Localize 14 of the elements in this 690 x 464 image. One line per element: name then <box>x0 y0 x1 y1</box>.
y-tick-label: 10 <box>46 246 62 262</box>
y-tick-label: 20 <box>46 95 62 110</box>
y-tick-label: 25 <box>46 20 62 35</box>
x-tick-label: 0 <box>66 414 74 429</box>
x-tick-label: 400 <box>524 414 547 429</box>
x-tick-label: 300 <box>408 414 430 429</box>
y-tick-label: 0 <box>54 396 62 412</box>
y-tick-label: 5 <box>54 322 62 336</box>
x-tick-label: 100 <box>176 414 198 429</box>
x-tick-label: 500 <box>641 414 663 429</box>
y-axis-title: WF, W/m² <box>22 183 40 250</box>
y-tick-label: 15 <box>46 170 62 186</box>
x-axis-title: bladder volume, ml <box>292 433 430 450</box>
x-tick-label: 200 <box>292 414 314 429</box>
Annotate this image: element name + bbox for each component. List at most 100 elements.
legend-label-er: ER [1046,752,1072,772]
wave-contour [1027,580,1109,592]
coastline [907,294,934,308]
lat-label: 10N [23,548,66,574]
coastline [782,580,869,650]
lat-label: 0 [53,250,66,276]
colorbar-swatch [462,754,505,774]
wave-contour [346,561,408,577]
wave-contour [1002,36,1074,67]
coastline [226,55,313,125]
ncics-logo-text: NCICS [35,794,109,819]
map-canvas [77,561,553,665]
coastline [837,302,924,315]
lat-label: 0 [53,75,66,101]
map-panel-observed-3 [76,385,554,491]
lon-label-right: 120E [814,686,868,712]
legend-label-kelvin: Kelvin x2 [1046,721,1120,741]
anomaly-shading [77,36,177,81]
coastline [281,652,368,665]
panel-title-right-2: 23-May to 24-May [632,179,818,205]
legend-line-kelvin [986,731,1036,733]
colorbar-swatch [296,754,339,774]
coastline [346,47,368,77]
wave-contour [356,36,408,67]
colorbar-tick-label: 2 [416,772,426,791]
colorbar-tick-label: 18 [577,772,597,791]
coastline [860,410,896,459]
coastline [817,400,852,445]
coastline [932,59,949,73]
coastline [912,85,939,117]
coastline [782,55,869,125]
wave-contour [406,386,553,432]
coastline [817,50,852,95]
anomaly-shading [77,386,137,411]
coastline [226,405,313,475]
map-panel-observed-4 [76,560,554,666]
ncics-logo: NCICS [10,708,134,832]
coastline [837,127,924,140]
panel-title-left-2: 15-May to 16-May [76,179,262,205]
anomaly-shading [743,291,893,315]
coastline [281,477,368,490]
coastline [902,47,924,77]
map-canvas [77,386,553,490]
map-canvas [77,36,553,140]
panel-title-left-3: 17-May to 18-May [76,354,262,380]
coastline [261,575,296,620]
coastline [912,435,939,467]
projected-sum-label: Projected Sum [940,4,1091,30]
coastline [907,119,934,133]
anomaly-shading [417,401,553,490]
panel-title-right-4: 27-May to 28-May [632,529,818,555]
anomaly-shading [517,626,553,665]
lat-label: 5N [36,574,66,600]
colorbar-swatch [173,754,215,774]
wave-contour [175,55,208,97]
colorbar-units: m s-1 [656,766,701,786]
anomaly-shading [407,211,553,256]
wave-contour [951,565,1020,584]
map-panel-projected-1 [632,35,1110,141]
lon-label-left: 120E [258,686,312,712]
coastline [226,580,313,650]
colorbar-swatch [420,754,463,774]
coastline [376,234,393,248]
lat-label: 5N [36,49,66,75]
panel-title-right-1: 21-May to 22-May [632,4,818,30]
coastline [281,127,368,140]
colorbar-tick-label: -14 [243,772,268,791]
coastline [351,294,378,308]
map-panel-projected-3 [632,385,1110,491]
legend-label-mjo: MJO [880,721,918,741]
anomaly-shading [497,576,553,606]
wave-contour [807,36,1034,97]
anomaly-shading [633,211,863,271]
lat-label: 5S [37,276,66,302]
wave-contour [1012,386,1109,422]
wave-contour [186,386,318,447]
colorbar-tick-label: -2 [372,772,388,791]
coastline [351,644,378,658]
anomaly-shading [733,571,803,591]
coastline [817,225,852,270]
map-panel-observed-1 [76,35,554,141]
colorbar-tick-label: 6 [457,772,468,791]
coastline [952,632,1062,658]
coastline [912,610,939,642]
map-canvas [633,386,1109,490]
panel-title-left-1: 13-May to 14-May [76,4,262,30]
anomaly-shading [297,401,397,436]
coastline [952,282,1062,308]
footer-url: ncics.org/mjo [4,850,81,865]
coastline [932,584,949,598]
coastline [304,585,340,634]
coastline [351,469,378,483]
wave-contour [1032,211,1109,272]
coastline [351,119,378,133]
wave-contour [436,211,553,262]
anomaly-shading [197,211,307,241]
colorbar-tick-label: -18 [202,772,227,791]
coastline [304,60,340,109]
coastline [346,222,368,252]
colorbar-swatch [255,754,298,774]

========

#### WHAT THIS TASK INVOLVES:
Copy all of the items above line for line, without changing a single character.

#### OUTPUT OF THE TASK:
Localize 14 of the elements in this 690 x 464 image. One line per element: name then <box>x0 y0 x1 y1</box>.
y-tick-label: 10 <box>46 246 62 262</box>
y-tick-label: 20 <box>46 95 62 110</box>
y-tick-label: 25 <box>46 20 62 35</box>
x-tick-label: 0 <box>66 414 74 429</box>
x-tick-label: 400 <box>524 414 547 429</box>
x-tick-label: 300 <box>408 414 430 429</box>
y-tick-label: 0 <box>54 396 62 412</box>
y-tick-label: 5 <box>54 322 62 336</box>
x-tick-label: 100 <box>176 414 198 429</box>
x-tick-label: 500 <box>641 414 663 429</box>
y-axis-title: WF, W/m² <box>22 183 40 250</box>
y-tick-label: 15 <box>46 170 62 186</box>
x-axis-title: bladder volume, ml <box>292 433 430 450</box>
x-tick-label: 200 <box>292 414 314 429</box>
Annotate this image: element name + bbox for each component. List at most 100 elements.
legend-label-er: ER [1046,752,1072,772]
wave-contour [1027,580,1109,592]
coastline [907,294,934,308]
lat-label: 10N [23,548,66,574]
coastline [782,580,869,650]
lat-label: 0 [53,250,66,276]
colorbar-swatch [462,754,505,774]
wave-contour [346,561,408,577]
wave-contour [1002,36,1074,67]
coastline [226,55,313,125]
ncics-logo-text: NCICS [35,794,109,819]
map-canvas [77,561,553,665]
coastline [837,302,924,315]
lat-label: 0 [53,75,66,101]
map-panel-observed-3 [76,385,554,491]
lon-label-right: 120E [814,686,868,712]
legend-label-kelvin: Kelvin x2 [1046,721,1120,741]
anomaly-shading [77,36,177,81]
coastline [281,652,368,665]
panel-title-right-2: 23-May to 24-May [632,179,818,205]
legend-line-kelvin [986,731,1036,733]
colorbar-swatch [296,754,339,774]
coastline [346,47,368,77]
wave-contour [356,36,408,67]
colorbar-tick-label: 2 [416,772,426,791]
colorbar-tick-label: 18 [577,772,597,791]
coastline [860,410,896,459]
coastline [817,400,852,445]
coastline [932,59,949,73]
coastline [912,85,939,117]
coastline [782,55,869,125]
wave-contour [406,386,553,432]
coastline [817,50,852,95]
anomaly-shading [77,386,137,411]
coastline [226,405,313,475]
map-panel-observed-4 [76,560,554,666]
ncics-logo: NCICS [10,708,134,832]
coastline [837,127,924,140]
panel-title-left-2: 15-May to 16-May [76,179,262,205]
anomaly-shading [743,291,893,315]
coastline [281,477,368,490]
coastline [902,47,924,77]
map-canvas [77,386,553,490]
map-canvas [77,36,553,140]
panel-title-left-3: 17-May to 18-May [76,354,262,380]
coastline [261,575,296,620]
coastline [912,435,939,467]
projected-sum-label: Projected Sum [940,4,1091,30]
coastline [907,119,934,133]
anomaly-shading [417,401,553,490]
panel-title-right-4: 27-May to 28-May [632,529,818,555]
anomaly-shading [517,626,553,665]
lat-label: 5N [36,574,66,600]
colorbar-swatch [173,754,215,774]
wave-contour [175,55,208,97]
colorbar-units: m s-1 [656,766,701,786]
anomaly-shading [407,211,553,256]
wave-contour [951,565,1020,584]
map-panel-projected-1 [632,35,1110,141]
lon-label-left: 120E [258,686,312,712]
coastline [226,580,313,650]
colorbar-swatch [420,754,463,774]
coastline [376,234,393,248]
lat-label: 5N [36,49,66,75]
panel-title-right-1: 21-May to 22-May [632,4,818,30]
coastline [281,127,368,140]
colorbar-tick-label: -14 [243,772,268,791]
coastline [351,294,378,308]
map-panel-projected-3 [632,385,1110,491]
legend-label-mjo: MJO [880,721,918,741]
anomaly-shading [497,576,553,606]
wave-contour [807,36,1034,97]
anomaly-shading [633,211,863,271]
lat-label: 5S [37,276,66,302]
wave-contour [1012,386,1109,422]
wave-contour [186,386,318,447]
colorbar-tick-label: -2 [372,772,388,791]
coastline [351,644,378,658]
anomaly-shading [733,571,803,591]
coastline [817,225,852,270]
map-panel-observed-1 [76,35,554,141]
colorbar-tick-label: 6 [457,772,468,791]
coastline [952,632,1062,658]
coastline [912,610,939,642]
map-canvas [633,386,1109,490]
panel-title-left-1: 13-May to 14-May [76,4,262,30]
anomaly-shading [297,401,397,436]
coastline [952,282,1062,308]
footer-url: ncics.org/mjo [4,850,81,865]
coastline [932,584,949,598]
coastline [304,585,340,634]
coastline [351,469,378,483]
wave-contour [1032,211,1109,272]
coastline [351,119,378,133]
wave-contour [436,211,553,262]
anomaly-shading [197,211,307,241]
colorbar-tick-label: -18 [202,772,227,791]
coastline [304,60,340,109]
coastline [346,222,368,252]
colorbar-swatch [255,754,298,774]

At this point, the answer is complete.